--- Records ---

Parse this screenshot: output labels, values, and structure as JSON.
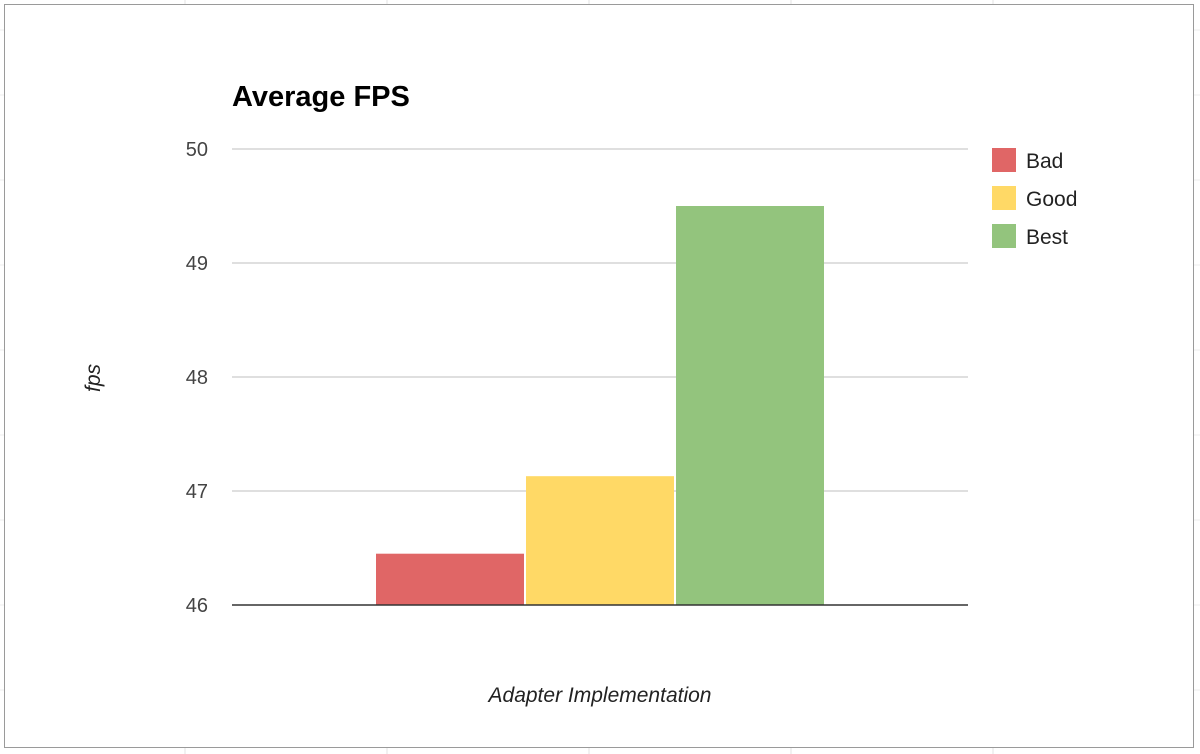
{
  "chart_data": {
    "type": "bar",
    "title": "Average FPS",
    "xlabel": "Adapter Implementation",
    "ylabel": "fps",
    "ylim": [
      46,
      50
    ],
    "yticks": [
      "46",
      "47",
      "48",
      "49",
      "50"
    ],
    "grid": true,
    "legend_position": "right",
    "categories": [
      ""
    ],
    "series": [
      {
        "name": "Bad",
        "values": [
          46.45
        ],
        "color": "#e06666"
      },
      {
        "name": "Good",
        "values": [
          47.13
        ],
        "color": "#ffd966"
      },
      {
        "name": "Best",
        "values": [
          49.5
        ],
        "color": "#93c47d"
      }
    ]
  }
}
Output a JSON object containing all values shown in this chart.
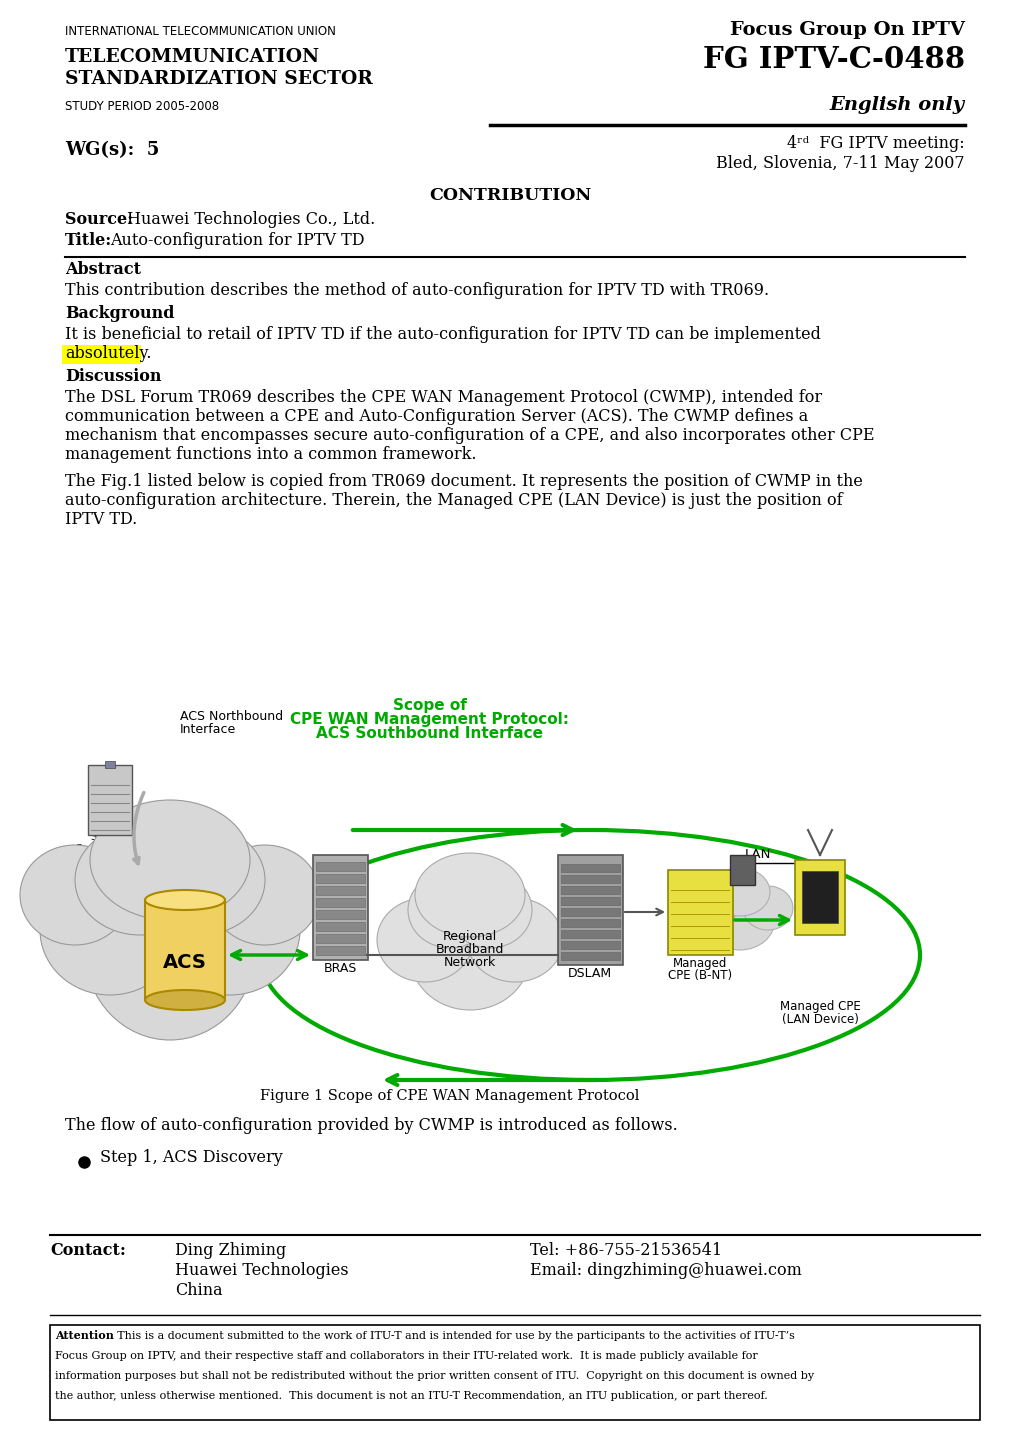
{
  "bg_color": "#ffffff",
  "header_left_line1": "INTERNATIONAL TELECOMMUNICATION UNION",
  "header_right_line1": "Focus Group On IPTV",
  "header_right_line2": "FG IPTV-C-0488",
  "header_left_bold1": "TELECOMMUNICATION",
  "header_left_bold2": "STANDARDIZATION SECTOR",
  "header_left_line3": "STUDY PERIOD 2005-2008",
  "header_right_line3": "English only",
  "wg_label": "WG(s):  5",
  "meeting_line1": "4ʳᵈ  FG IPTV meeting:",
  "meeting_line2": "Bled, Slovenia, 7-11 May 2007",
  "contrib_title": "CONTRIBUTION",
  "source_label": "Source:",
  "source_value": "Huawei Technologies Co., Ltd.",
  "title_label": "Title:",
  "title_value": "Auto-configuration for IPTV TD",
  "abstract_heading": "Abstract",
  "abstract_text": "This contribution describes the method of auto-configuration for IPTV TD with TR069.",
  "background_heading": "Background",
  "background_text1": "It is beneficial to retail of IPTV TD if the auto-configuration for IPTV TD can be implemented",
  "background_text2": "absolutely.",
  "discussion_heading": "Discussion",
  "disc1_l1": "The DSL Forum TR069 describes the CPE WAN Management Protocol (CWMP), intended for",
  "disc1_l2": "communication between a CPE and Auto-Configuration Server (ACS). The CWMP defines a",
  "disc1_l3": "mechanism that encompasses secure auto-configuration of a CPE, and also incorporates other CPE",
  "disc1_l4": "management functions into a common framework.",
  "disc2_l1": "The Fig.1 listed below is copied from TR069 document. It represents the position of CWMP in the",
  "disc2_l2": "auto-configuration architecture. Therein, the Managed CPE (LAN Device) is just the position of",
  "disc2_l3": "IPTV TD.",
  "fig_caption": "Figure 1 Scope of CPE WAN Management Protocol",
  "flow_text": "The flow of auto-configuration provided by CWMP is introduced as follows.",
  "bullet_text": "Step 1, ACS Discovery",
  "contact_label": "Contact:",
  "contact_name": "Ding Zhiming",
  "contact_org": "Huawei Technologies",
  "contact_country": "China",
  "contact_tel": "Tel: +86-755-21536541",
  "contact_email": "Email: dingzhiming@huawei.com",
  "attn_line1": "Attention: This is a document submitted to the work of ITU-T and is intended for use by the participants to the activities of ITU-T’s",
  "attn_line2": "Focus Group on IPTV, and their respective staff and collaborators in their ITU-related work.  It is made publicly available for",
  "attn_line3": "information purposes but shall not be redistributed without the prior written consent of ITU.  Copyright on this document is owned by",
  "attn_line4": "the author, unless otherwise mentioned.  This document is not an ITU-T Recommendation, an ITU publication, or part thereof."
}
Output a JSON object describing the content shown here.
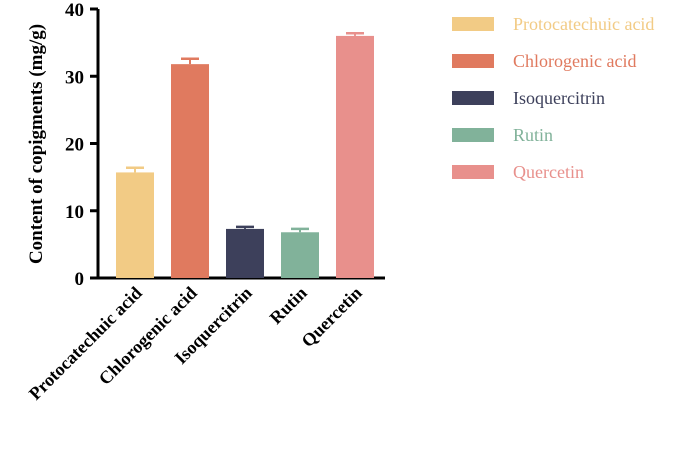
{
  "chart_data": {
    "type": "bar",
    "title": "",
    "xlabel": "",
    "ylabel": "Content of copigments (mg/g)",
    "ylim": [
      0,
      40
    ],
    "yticks": [
      0,
      10,
      20,
      30,
      40
    ],
    "categories": [
      "Protocatechuic acid",
      "Chlorogenic acid",
      "Isoquercitrin",
      "Rutin",
      "Quercetin"
    ],
    "values": [
      15.7,
      31.8,
      7.3,
      6.8,
      36.0
    ],
    "errors": [
      0.7,
      0.8,
      0.3,
      0.5,
      0.4
    ],
    "colors": [
      "#f2cb85",
      "#e07a5f",
      "#3d405b",
      "#81b29a",
      "#e8908c"
    ],
    "legend": {
      "position": "right",
      "entries": [
        "Protocatechuic acid",
        "Chlorogenic acid",
        "Isoquercitrin",
        "Rutin",
        "Quercetin"
      ]
    },
    "grid": false
  }
}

---

▸ Your instructions: Indicate how many lines of the material contain the string "Chlorogenic", giving the number and nothing more.

▸ Result of the exercise: 2